* EXERCISE INSTRUCTIONS
Your reply should be a single number: how many lines contain the string "count".

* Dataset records
▼

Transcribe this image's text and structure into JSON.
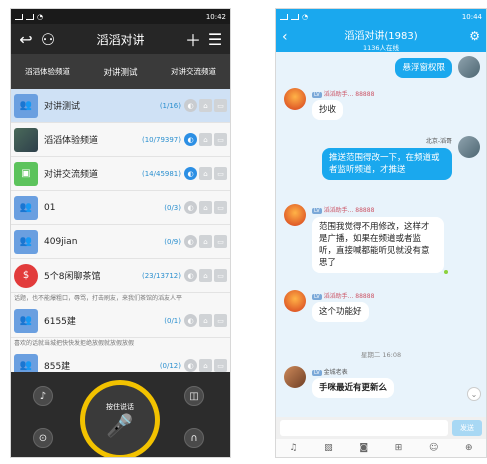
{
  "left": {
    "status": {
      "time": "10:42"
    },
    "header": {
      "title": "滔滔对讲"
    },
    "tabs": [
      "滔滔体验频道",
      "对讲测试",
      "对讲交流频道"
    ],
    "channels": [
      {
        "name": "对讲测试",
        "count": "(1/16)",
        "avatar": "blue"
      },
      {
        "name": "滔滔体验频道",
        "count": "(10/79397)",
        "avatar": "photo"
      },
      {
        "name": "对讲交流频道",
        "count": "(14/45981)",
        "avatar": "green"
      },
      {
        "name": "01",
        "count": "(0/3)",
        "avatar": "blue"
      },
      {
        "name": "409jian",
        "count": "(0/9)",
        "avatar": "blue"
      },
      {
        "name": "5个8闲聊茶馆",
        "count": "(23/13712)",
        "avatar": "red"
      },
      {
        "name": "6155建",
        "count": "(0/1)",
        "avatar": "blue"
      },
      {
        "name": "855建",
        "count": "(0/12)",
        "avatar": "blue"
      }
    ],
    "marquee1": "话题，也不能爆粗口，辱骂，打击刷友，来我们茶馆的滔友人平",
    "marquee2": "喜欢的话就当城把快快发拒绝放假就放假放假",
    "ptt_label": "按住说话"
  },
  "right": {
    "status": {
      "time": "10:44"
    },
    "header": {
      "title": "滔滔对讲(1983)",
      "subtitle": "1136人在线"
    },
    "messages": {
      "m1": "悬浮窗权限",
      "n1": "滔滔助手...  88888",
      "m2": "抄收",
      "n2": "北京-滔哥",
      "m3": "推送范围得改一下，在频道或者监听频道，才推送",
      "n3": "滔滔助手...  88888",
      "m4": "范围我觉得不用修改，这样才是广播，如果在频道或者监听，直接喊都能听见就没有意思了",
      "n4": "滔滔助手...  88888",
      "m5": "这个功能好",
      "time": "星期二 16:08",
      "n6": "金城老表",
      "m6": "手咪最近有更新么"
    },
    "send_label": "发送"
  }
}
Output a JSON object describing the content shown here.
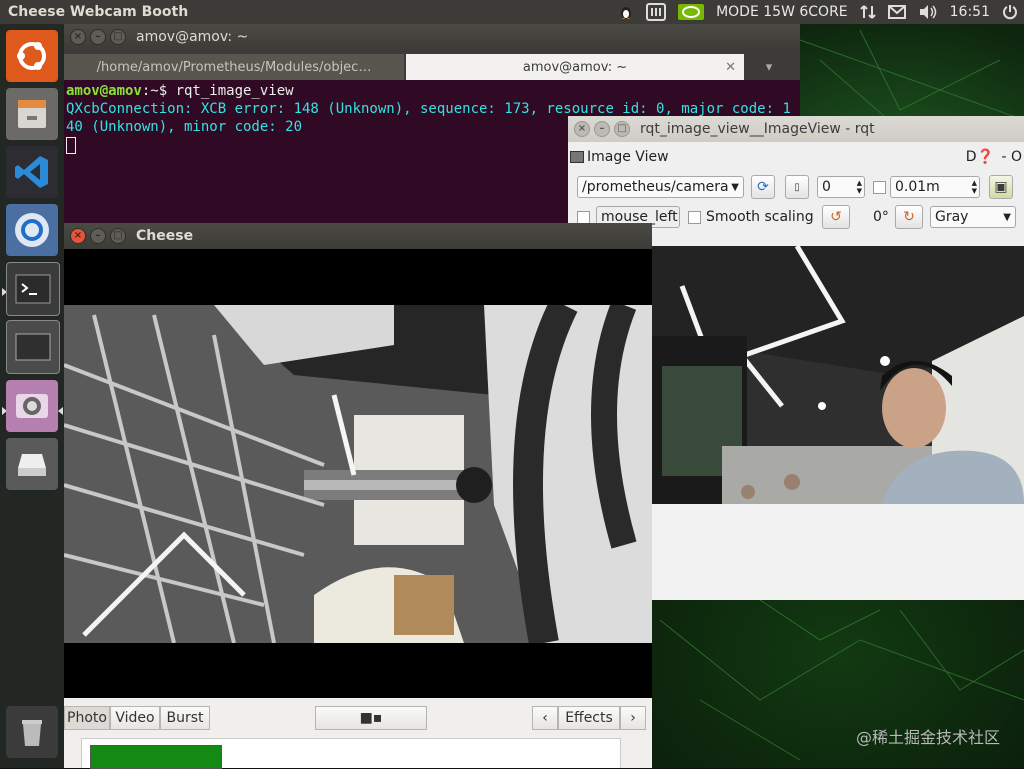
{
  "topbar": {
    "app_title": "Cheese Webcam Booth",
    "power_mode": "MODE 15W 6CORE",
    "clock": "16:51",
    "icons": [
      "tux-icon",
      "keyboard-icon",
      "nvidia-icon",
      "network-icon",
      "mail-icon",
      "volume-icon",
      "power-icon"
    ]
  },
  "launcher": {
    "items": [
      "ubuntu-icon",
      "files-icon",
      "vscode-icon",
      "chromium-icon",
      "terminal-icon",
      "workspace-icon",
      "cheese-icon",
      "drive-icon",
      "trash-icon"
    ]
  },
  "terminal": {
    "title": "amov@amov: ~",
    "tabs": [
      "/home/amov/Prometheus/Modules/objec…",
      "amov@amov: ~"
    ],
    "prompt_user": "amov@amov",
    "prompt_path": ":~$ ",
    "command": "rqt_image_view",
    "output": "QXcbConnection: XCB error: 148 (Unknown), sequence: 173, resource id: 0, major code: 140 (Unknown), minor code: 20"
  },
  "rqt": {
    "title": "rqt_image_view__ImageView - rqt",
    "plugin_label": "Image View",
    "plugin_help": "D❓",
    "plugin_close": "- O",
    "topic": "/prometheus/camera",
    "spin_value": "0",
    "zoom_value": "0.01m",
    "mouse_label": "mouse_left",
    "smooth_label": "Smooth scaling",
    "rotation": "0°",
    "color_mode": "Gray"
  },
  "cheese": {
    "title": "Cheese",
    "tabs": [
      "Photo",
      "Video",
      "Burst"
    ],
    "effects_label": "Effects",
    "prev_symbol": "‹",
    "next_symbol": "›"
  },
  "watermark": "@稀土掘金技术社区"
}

▲
▼

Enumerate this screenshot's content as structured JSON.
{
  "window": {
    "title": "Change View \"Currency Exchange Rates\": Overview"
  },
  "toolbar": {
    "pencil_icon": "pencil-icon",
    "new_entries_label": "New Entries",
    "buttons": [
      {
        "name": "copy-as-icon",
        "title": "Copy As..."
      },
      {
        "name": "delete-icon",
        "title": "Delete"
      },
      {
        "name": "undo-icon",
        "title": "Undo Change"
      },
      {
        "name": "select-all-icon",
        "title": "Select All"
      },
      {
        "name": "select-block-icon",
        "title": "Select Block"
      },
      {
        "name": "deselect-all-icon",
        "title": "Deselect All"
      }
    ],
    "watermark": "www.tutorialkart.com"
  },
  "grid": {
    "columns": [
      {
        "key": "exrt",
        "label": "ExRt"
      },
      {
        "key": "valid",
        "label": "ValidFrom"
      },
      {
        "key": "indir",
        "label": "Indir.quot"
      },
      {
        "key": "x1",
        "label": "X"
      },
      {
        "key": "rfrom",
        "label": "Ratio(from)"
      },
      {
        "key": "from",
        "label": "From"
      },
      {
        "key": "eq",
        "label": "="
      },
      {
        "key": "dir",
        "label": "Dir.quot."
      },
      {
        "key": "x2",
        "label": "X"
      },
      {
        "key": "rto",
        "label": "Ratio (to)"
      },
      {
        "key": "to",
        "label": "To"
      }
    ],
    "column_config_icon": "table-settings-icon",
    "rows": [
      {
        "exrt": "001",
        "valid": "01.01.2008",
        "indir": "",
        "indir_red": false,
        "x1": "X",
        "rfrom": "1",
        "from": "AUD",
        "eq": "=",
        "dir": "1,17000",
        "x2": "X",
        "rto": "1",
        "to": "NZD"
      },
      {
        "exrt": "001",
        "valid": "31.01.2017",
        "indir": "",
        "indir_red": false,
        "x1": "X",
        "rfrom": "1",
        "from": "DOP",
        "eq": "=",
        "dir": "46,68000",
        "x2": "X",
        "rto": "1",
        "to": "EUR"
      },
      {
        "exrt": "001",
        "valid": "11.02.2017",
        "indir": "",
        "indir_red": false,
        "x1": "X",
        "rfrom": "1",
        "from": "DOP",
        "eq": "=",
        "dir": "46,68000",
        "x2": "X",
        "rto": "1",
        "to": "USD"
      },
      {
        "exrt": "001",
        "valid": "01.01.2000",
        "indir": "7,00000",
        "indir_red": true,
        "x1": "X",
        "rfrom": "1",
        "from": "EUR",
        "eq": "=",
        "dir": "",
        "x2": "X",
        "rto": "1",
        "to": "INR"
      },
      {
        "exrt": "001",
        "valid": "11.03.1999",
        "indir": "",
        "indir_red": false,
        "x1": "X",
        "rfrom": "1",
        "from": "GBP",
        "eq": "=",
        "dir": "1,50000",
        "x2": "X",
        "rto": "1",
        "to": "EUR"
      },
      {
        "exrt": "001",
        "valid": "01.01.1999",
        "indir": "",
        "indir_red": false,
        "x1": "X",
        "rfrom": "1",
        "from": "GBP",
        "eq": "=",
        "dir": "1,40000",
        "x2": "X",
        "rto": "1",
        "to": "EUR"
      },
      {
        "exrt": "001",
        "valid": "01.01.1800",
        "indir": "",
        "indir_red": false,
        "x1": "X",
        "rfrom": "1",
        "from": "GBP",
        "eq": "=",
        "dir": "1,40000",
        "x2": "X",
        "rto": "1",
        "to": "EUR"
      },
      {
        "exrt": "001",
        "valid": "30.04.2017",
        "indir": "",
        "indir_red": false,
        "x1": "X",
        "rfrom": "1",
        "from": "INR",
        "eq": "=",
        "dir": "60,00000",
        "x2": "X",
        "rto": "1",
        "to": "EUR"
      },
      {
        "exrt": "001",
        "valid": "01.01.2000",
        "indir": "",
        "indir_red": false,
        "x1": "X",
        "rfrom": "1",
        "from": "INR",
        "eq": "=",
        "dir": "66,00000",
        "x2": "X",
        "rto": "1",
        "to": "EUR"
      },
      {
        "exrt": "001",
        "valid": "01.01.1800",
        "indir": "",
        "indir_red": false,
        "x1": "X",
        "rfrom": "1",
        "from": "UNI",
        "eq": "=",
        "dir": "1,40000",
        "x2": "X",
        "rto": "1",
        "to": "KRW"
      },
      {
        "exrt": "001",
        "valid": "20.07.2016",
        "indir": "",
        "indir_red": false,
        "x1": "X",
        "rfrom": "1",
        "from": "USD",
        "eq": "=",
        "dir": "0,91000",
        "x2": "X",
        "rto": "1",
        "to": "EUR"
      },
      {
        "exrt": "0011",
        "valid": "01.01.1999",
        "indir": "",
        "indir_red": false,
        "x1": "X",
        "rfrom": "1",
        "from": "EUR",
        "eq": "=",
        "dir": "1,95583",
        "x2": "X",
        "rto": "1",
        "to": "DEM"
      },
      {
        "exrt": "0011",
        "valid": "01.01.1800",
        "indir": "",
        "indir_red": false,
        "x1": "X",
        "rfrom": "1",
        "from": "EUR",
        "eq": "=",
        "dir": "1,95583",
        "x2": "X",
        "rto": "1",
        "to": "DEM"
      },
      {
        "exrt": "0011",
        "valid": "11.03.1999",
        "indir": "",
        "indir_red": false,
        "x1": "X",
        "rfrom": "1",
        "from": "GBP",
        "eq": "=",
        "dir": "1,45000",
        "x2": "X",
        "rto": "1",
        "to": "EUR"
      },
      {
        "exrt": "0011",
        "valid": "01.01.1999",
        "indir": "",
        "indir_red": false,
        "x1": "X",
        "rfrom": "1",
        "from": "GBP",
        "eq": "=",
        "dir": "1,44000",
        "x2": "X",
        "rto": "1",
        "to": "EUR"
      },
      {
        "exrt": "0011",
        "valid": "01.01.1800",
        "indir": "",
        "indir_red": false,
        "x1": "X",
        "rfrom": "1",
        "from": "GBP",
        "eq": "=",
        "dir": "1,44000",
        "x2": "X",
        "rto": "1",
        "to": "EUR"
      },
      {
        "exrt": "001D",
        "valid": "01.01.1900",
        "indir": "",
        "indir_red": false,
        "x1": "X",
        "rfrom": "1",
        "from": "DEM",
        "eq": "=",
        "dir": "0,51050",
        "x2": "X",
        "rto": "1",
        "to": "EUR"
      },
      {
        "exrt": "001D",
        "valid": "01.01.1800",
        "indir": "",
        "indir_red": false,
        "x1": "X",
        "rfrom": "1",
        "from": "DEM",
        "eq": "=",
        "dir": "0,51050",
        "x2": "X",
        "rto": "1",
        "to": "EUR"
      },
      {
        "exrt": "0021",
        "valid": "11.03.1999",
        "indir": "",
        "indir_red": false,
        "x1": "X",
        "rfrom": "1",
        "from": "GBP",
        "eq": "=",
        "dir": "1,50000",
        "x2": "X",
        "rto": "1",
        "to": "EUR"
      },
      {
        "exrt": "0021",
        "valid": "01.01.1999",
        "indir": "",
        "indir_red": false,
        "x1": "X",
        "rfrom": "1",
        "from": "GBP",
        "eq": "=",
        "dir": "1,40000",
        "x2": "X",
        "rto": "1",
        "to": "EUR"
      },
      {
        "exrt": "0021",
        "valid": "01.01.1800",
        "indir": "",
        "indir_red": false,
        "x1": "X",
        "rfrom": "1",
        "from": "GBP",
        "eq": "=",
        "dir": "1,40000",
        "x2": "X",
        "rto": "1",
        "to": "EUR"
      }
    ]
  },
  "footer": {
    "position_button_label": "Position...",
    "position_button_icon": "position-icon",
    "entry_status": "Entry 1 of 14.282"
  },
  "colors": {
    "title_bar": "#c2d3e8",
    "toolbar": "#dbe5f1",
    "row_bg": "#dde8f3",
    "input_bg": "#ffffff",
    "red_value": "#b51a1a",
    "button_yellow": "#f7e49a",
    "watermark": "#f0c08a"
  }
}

▲
▼

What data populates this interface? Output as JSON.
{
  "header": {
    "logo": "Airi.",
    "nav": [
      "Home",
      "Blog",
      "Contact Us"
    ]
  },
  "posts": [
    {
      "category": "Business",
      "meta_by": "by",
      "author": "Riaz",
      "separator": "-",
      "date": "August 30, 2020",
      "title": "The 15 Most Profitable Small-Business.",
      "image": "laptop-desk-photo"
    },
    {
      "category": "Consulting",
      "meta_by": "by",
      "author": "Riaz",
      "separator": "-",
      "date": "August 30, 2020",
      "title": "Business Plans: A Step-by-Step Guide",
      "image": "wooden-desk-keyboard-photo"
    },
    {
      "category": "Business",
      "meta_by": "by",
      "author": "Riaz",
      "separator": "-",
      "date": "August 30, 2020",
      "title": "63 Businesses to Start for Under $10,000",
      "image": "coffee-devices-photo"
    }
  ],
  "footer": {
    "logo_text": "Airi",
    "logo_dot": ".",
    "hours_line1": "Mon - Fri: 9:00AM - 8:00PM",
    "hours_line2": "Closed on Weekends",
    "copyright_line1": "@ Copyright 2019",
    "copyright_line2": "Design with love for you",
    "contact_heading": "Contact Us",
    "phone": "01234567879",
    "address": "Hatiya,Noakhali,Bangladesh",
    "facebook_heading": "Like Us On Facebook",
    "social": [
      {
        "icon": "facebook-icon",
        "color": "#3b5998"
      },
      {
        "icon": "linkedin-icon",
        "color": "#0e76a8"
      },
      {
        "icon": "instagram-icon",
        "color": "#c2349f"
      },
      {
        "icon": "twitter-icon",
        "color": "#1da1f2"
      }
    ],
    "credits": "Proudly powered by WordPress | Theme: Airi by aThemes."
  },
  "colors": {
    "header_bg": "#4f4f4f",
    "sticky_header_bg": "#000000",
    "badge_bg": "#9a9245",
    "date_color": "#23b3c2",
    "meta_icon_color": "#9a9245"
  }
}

▲

* RESULT FOR THIS EXERCISE
8